Show all lines from the data that include the word "this".
·····
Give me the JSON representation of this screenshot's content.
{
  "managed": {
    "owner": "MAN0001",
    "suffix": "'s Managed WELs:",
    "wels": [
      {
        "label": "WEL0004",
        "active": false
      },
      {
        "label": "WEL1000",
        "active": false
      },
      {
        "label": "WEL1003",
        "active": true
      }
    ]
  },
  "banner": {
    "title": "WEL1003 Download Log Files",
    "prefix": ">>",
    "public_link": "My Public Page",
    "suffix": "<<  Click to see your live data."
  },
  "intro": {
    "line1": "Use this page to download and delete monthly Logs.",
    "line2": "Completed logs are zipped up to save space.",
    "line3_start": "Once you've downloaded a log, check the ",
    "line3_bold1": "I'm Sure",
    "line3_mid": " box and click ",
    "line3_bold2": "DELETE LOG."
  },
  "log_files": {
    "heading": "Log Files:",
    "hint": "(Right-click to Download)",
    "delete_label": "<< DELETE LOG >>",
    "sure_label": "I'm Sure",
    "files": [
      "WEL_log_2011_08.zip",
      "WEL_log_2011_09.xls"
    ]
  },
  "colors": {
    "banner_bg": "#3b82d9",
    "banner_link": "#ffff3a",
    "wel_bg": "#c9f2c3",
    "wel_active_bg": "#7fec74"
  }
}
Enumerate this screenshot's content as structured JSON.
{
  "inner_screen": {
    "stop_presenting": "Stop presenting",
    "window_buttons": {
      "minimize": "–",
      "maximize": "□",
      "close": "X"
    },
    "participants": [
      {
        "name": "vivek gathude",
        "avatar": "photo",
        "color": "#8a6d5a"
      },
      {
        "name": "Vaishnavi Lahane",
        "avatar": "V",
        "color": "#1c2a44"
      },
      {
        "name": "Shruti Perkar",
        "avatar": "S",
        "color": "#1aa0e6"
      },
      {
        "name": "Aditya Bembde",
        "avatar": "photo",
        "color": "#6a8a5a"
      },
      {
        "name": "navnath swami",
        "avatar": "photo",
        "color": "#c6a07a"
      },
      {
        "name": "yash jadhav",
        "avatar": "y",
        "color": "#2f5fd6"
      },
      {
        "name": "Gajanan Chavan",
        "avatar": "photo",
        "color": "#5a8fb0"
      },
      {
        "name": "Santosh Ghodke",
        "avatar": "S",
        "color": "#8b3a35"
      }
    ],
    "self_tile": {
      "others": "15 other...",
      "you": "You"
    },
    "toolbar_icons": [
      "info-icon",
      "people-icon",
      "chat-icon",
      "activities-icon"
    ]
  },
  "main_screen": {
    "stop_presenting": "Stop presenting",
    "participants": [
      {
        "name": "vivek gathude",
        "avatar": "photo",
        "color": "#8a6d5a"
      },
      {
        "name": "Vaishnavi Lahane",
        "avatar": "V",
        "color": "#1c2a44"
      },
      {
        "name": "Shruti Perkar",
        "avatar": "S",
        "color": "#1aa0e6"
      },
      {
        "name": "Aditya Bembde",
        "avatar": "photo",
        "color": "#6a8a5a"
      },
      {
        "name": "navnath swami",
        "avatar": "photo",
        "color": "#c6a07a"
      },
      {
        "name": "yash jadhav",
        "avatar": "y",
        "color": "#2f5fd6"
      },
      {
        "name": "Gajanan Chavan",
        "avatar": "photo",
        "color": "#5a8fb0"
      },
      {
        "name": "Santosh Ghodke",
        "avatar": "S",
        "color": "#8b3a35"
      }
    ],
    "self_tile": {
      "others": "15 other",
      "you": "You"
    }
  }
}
·····
▶ _Completed task_
Give me the JSON representation of this screenshot's content.
    "line1": "Use this page to download and delete monthly Logs.",
Enumerate this screenshot's content as structured JSON.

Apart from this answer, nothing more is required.